- Work required: Make an exact copy of the entries, and keep any pictures out of it.

Rows from a figure dataset:
....

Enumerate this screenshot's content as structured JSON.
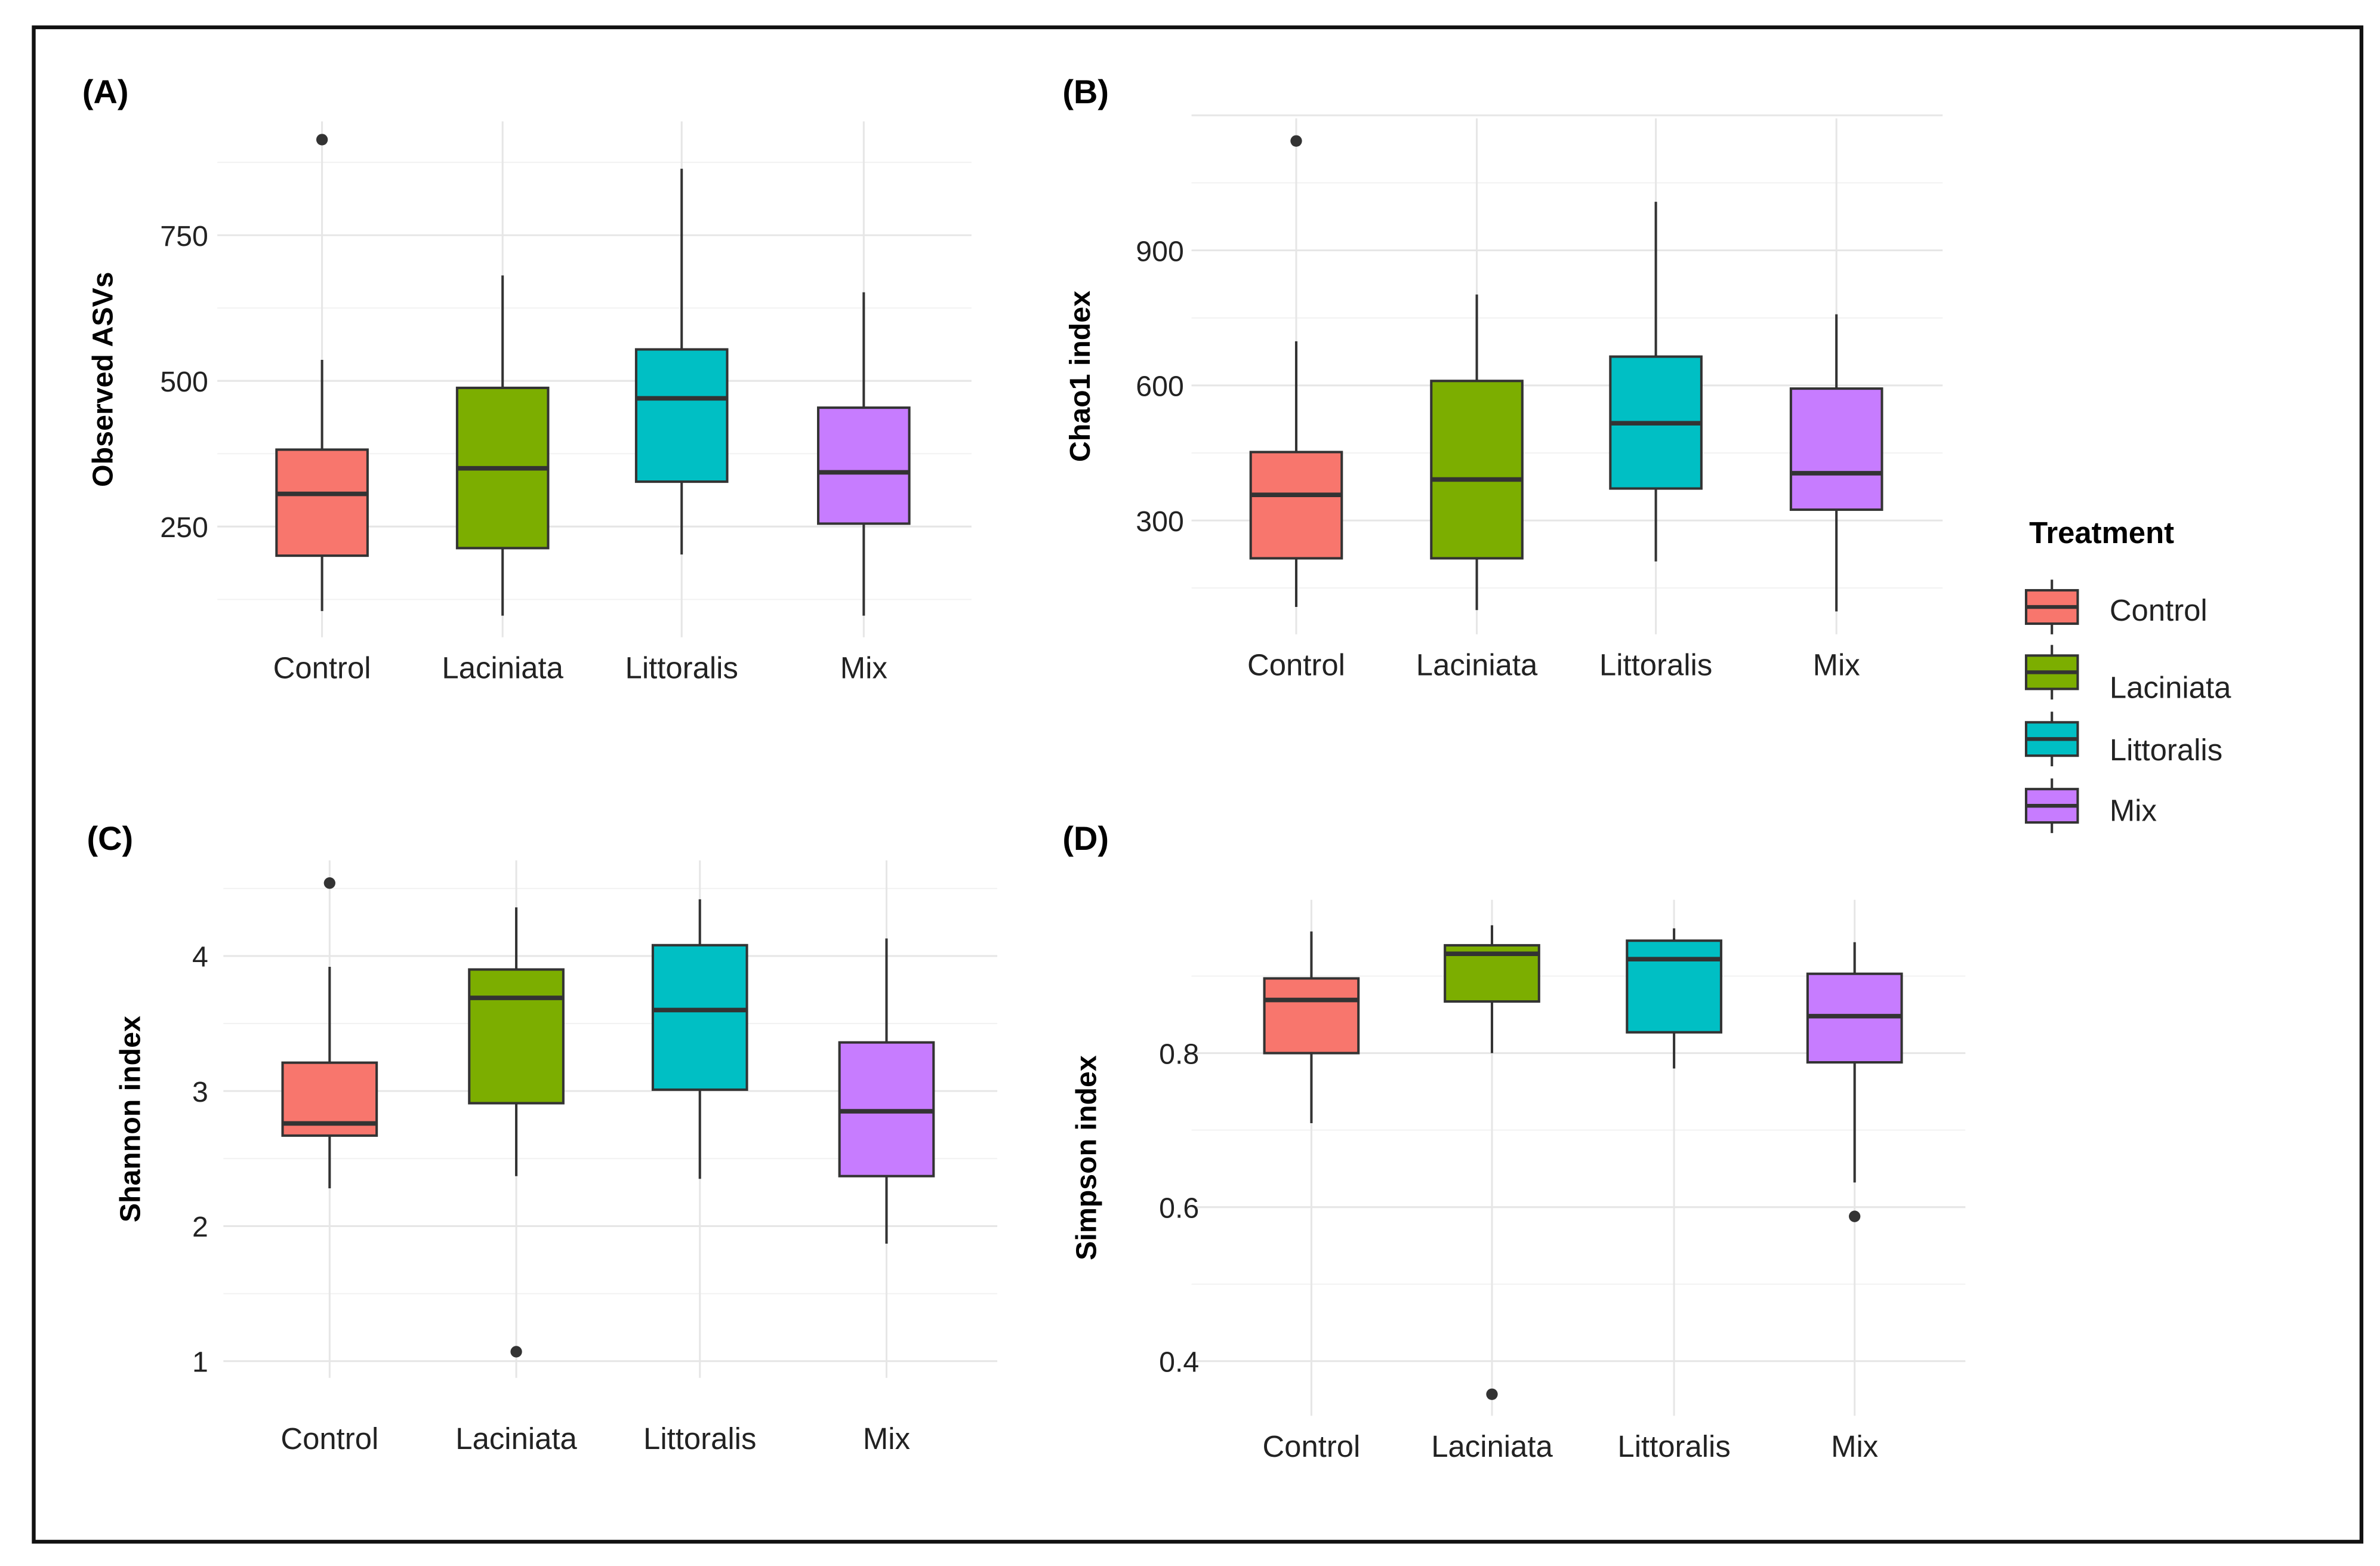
{
  "chart_data": [
    {
      "type": "box",
      "title": "(A)",
      "xlabel": "",
      "ylabel": "Observed ASVs",
      "categories": [
        "Control",
        "Laciniata",
        "Littoralis",
        "Mix"
      ],
      "yticks": [
        250,
        500,
        750
      ],
      "ylim": [
        70,
        980
      ],
      "grid": true,
      "series": [
        {
          "name": "Control",
          "whisker_low": 105,
          "q1": 200,
          "median": 306,
          "q3": 382,
          "whisker_high": 536,
          "outliers": [
            914
          ]
        },
        {
          "name": "Laciniata",
          "whisker_low": 97,
          "q1": 213,
          "median": 350,
          "q3": 488,
          "whisker_high": 681,
          "outliers": []
        },
        {
          "name": "Littoralis",
          "whisker_low": 202,
          "q1": 327,
          "median": 470,
          "q3": 554,
          "whisker_high": 864,
          "outliers": []
        },
        {
          "name": "Mix",
          "whisker_low": 97,
          "q1": 255,
          "median": 343,
          "q3": 454,
          "whisker_high": 652,
          "outliers": []
        }
      ]
    },
    {
      "type": "box",
      "title": "(B)",
      "xlabel": "",
      "ylabel": "Chao1 index",
      "categories": [
        "Control",
        "Laciniata",
        "Littoralis",
        "Mix"
      ],
      "yticks": [
        300,
        600,
        900
      ],
      "ylim": [
        60,
        1200
      ],
      "grid": true,
      "series": [
        {
          "name": "Control",
          "whisker_low": 108,
          "q1": 216,
          "median": 357,
          "q3": 452,
          "whisker_high": 698,
          "outliers": [
            1143
          ]
        },
        {
          "name": "Laciniata",
          "whisker_low": 101,
          "q1": 216,
          "median": 391,
          "q3": 610,
          "whisker_high": 802,
          "outliers": []
        },
        {
          "name": "Littoralis",
          "whisker_low": 209,
          "q1": 371,
          "median": 516,
          "q3": 664,
          "whisker_high": 1008,
          "outliers": []
        },
        {
          "name": "Mix",
          "whisker_low": 98,
          "q1": 324,
          "median": 405,
          "q3": 593,
          "whisker_high": 758,
          "outliers": []
        }
      ]
    },
    {
      "type": "box",
      "title": "(C)",
      "xlabel": "",
      "ylabel": "Shannon index",
      "categories": [
        "Control",
        "Laciniata",
        "Littoralis",
        "Mix"
      ],
      "yticks": [
        1,
        2,
        3,
        4
      ],
      "ylim": [
        0.88,
        4.7
      ],
      "grid": true,
      "series": [
        {
          "name": "Control",
          "whisker_low": 2.28,
          "q1": 2.67,
          "median": 2.76,
          "q3": 3.21,
          "whisker_high": 3.92,
          "outliers": [
            4.54
          ]
        },
        {
          "name": "Laciniata",
          "whisker_low": 2.37,
          "q1": 2.91,
          "median": 3.69,
          "q3": 3.9,
          "whisker_high": 4.36,
          "outliers": [
            1.07
          ]
        },
        {
          "name": "Littoralis",
          "whisker_low": 2.35,
          "q1": 3.01,
          "median": 3.6,
          "q3": 4.08,
          "whisker_high": 4.42,
          "outliers": []
        },
        {
          "name": "Mix",
          "whisker_low": 1.87,
          "q1": 2.37,
          "median": 2.85,
          "q3": 3.36,
          "whisker_high": 4.13,
          "outliers": []
        }
      ]
    },
    {
      "type": "box",
      "title": "(D)",
      "xlabel": "",
      "ylabel": "Simpson index",
      "categories": [
        "Control",
        "Laciniata",
        "Littoralis",
        "Mix"
      ],
      "yticks": [
        0.4,
        0.6,
        0.8
      ],
      "ylim": [
        0.33,
        0.99
      ],
      "grid": true,
      "series": [
        {
          "name": "Control",
          "whisker_low": 0.709,
          "q1": 0.8,
          "median": 0.869,
          "q3": 0.897,
          "whisker_high": 0.958,
          "outliers": []
        },
        {
          "name": "Laciniata",
          "whisker_low": 0.8,
          "q1": 0.867,
          "median": 0.929,
          "q3": 0.94,
          "whisker_high": 0.966,
          "outliers": [
            0.357
          ]
        },
        {
          "name": "Littoralis",
          "whisker_low": 0.78,
          "q1": 0.827,
          "median": 0.922,
          "q3": 0.946,
          "whisker_high": 0.962,
          "outliers": []
        },
        {
          "name": "Mix",
          "whisker_low": 0.632,
          "q1": 0.788,
          "median": 0.848,
          "q3": 0.903,
          "whisker_high": 0.944,
          "outliers": [
            0.588
          ]
        }
      ]
    }
  ],
  "legend": {
    "title": "Treatment",
    "placement": "right",
    "items": [
      {
        "label": "Control",
        "color": "#F8766D"
      },
      {
        "label": "Laciniata",
        "color": "#7CAE00"
      },
      {
        "label": "Littoralis",
        "color": "#00BFC4"
      },
      {
        "label": "Mix",
        "color": "#C77CFF"
      }
    ]
  }
}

....

- Exercise output:
Enumerate this screenshot's content as structured JSON.
{
  "chart_data": [
    {
      "type": "box",
      "title": "(A)",
      "xlabel": "",
      "ylabel": "Observed ASVs",
      "categories": [
        "Control",
        "Laciniata",
        "Littoralis",
        "Mix"
      ],
      "yticks": [
        250,
        500,
        750
      ],
      "ylim": [
        70,
        980
      ],
      "grid": true,
      "series": [
        {
          "name": "Control",
          "whisker_low": 105,
          "q1": 200,
          "median": 306,
          "q3": 382,
          "whisker_high": 536,
          "outliers": [
            914
          ]
        },
        {
          "name": "Laciniata",
          "whisker_low": 97,
          "q1": 213,
          "median": 350,
          "q3": 488,
          "whisker_high": 681,
          "outliers": []
        },
        {
          "name": "Littoralis",
          "whisker_low": 202,
          "q1": 327,
          "median": 470,
          "q3": 554,
          "whisker_high": 864,
          "outliers": []
        },
        {
          "name": "Mix",
          "whisker_low": 97,
          "q1": 255,
          "median": 343,
          "q3": 454,
          "whisker_high": 652,
          "outliers": []
        }
      ]
    },
    {
      "type": "box",
      "title": "(B)",
      "xlabel": "",
      "ylabel": "Chao1 index",
      "categories": [
        "Control",
        "Laciniata",
        "Littoralis",
        "Mix"
      ],
      "yticks": [
        300,
        600,
        900
      ],
      "ylim": [
        60,
        1200
      ],
      "grid": true,
      "series": [
        {
          "name": "Control",
          "whisker_low": 108,
          "q1": 216,
          "median": 357,
          "q3": 452,
          "whisker_high": 698,
          "outliers": [
            1143
          ]
        },
        {
          "name": "Laciniata",
          "whisker_low": 101,
          "q1": 216,
          "median": 391,
          "q3": 610,
          "whisker_high": 802,
          "outliers": []
        },
        {
          "name": "Littoralis",
          "whisker_low": 209,
          "q1": 371,
          "median": 516,
          "q3": 664,
          "whisker_high": 1008,
          "outliers": []
        },
        {
          "name": "Mix",
          "whisker_low": 98,
          "q1": 324,
          "median": 405,
          "q3": 593,
          "whisker_high": 758,
          "outliers": []
        }
      ]
    },
    {
      "type": "box",
      "title": "(C)",
      "xlabel": "",
      "ylabel": "Shannon index",
      "categories": [
        "Control",
        "Laciniata",
        "Littoralis",
        "Mix"
      ],
      "yticks": [
        1,
        2,
        3,
        4
      ],
      "ylim": [
        0.88,
        4.7
      ],
      "grid": true,
      "series": [
        {
          "name": "Control",
          "whisker_low": 2.28,
          "q1": 2.67,
          "median": 2.76,
          "q3": 3.21,
          "whisker_high": 3.92,
          "outliers": [
            4.54
          ]
        },
        {
          "name": "Laciniata",
          "whisker_low": 2.37,
          "q1": 2.91,
          "median": 3.69,
          "q3": 3.9,
          "whisker_high": 4.36,
          "outliers": [
            1.07
          ]
        },
        {
          "name": "Littoralis",
          "whisker_low": 2.35,
          "q1": 3.01,
          "median": 3.6,
          "q3": 4.08,
          "whisker_high": 4.42,
          "outliers": []
        },
        {
          "name": "Mix",
          "whisker_low": 1.87,
          "q1": 2.37,
          "median": 2.85,
          "q3": 3.36,
          "whisker_high": 4.13,
          "outliers": []
        }
      ]
    },
    {
      "type": "box",
      "title": "(D)",
      "xlabel": "",
      "ylabel": "Simpson index",
      "categories": [
        "Control",
        "Laciniata",
        "Littoralis",
        "Mix"
      ],
      "yticks": [
        0.4,
        0.6,
        0.8
      ],
      "ylim": [
        0.33,
        0.99
      ],
      "grid": true,
      "series": [
        {
          "name": "Control",
          "whisker_low": 0.709,
          "q1": 0.8,
          "median": 0.869,
          "q3": 0.897,
          "whisker_high": 0.958,
          "outliers": []
        },
        {
          "name": "Laciniata",
          "whisker_low": 0.8,
          "q1": 0.867,
          "median": 0.929,
          "q3": 0.94,
          "whisker_high": 0.966,
          "outliers": [
            0.357
          ]
        },
        {
          "name": "Littoralis",
          "whisker_low": 0.78,
          "q1": 0.827,
          "median": 0.922,
          "q3": 0.946,
          "whisker_high": 0.962,
          "outliers": []
        },
        {
          "name": "Mix",
          "whisker_low": 0.632,
          "q1": 0.788,
          "median": 0.848,
          "q3": 0.903,
          "whisker_high": 0.944,
          "outliers": [
            0.588
          ]
        }
      ]
    }
  ],
  "legend": {
    "title": "Treatment",
    "placement": "right",
    "items": [
      {
        "label": "Control",
        "color": "#F8766D"
      },
      {
        "label": "Laciniata",
        "color": "#7CAE00"
      },
      {
        "label": "Littoralis",
        "color": "#00BFC4"
      },
      {
        "label": "Mix",
        "color": "#C77CFF"
      }
    ]
  }
}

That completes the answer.